SET TASK ::
Omit the images, then print each record below exactly as it reads.

RECORDS TO PROCESS ::
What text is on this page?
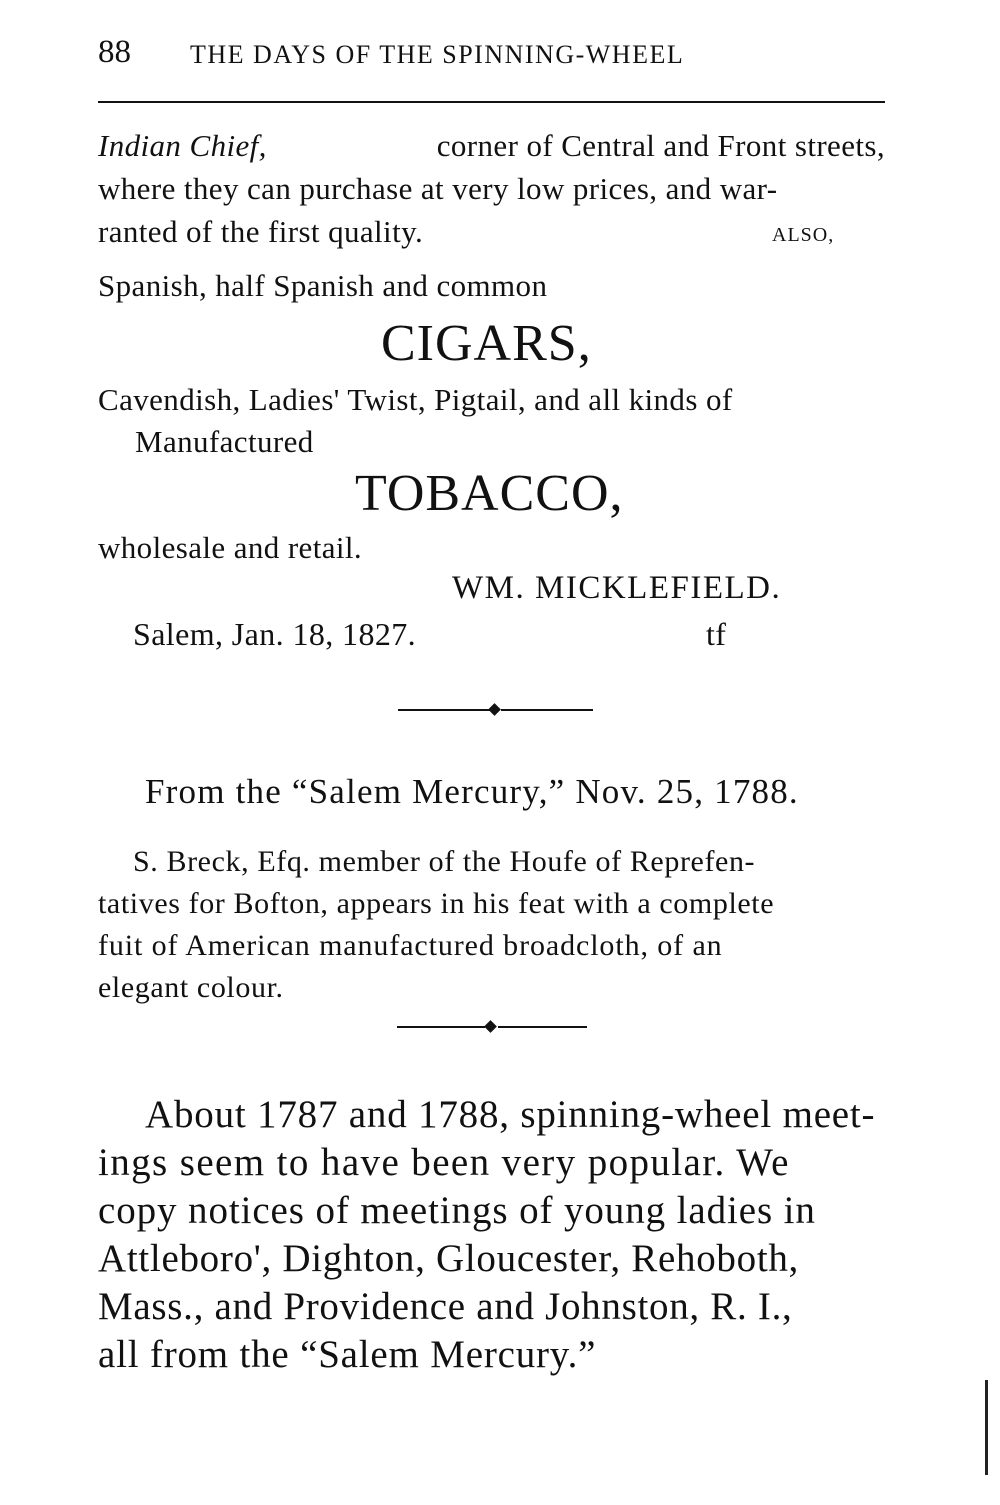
88 THE DAYS OF THE SPINNING-WHEEL
Indian Chief,	corner of Central and Front streets,
where they can purchase at very low prices, and war-
ranted of the first quality.	ALSO,
Spanish, half Spanish and common
CIGARS,
Cavendish, Ladies' Twist, Pigtail, and all kinds of
Manufactured
TOBACCO,
wholesale and retail.
WM. MICKLEFIELD.
Salem, Jan. 18, 1827.	tf
From the “Salem Mercury,” Nov. 25, 1788.
S. Breck, Efq. member of the Houfe of Reprefen-
tatives for Bofton, appears in his feat with a complete
fuit of American manufactured broadcloth, of an
elegant colour.
About 1787 and 1788, spinning-wheel meet-
ings seem to have been very popular. We
copy notices of meetings of young ladies in
Attleboro', Dighton, Gloucester, Rehoboth,
Mass., and Providence and Johnston, R. I.,
all from the “Salem Mercury.”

IN RESPONSE ::
What text is on this page?
88 THE DAYS OF THE SPINNING-WHEEL
Indian Chief,	corner of Central and Front streets,
where they can purchase at very low prices, and war-
ranted of the first quality.	ALSO,
Spanish, half Spanish and common
CIGARS,
Cavendish, Ladies' Twist, Pigtail, and all kinds of
Manufactured
TOBACCO,
wholesale and retail.
WM. MICKLEFIELD.
Salem, Jan. 18, 1827.	tf
From the “Salem Mercury,” Nov. 25, 1788.
S. Breck, Efq. member of the Houfe of Reprefen-
tatives for Bofton, appears in his feat with a complete
fuit of American manufactured broadcloth, of an
elegant colour.
About 1787 and 1788, spinning-wheel meet-
ings seem to have been very popular. We
copy notices of meetings of young ladies in
Attleboro', Dighton, Gloucester, Rehoboth,
Mass., and Providence and Johnston, R. I.,
all from the “Salem Mercury.”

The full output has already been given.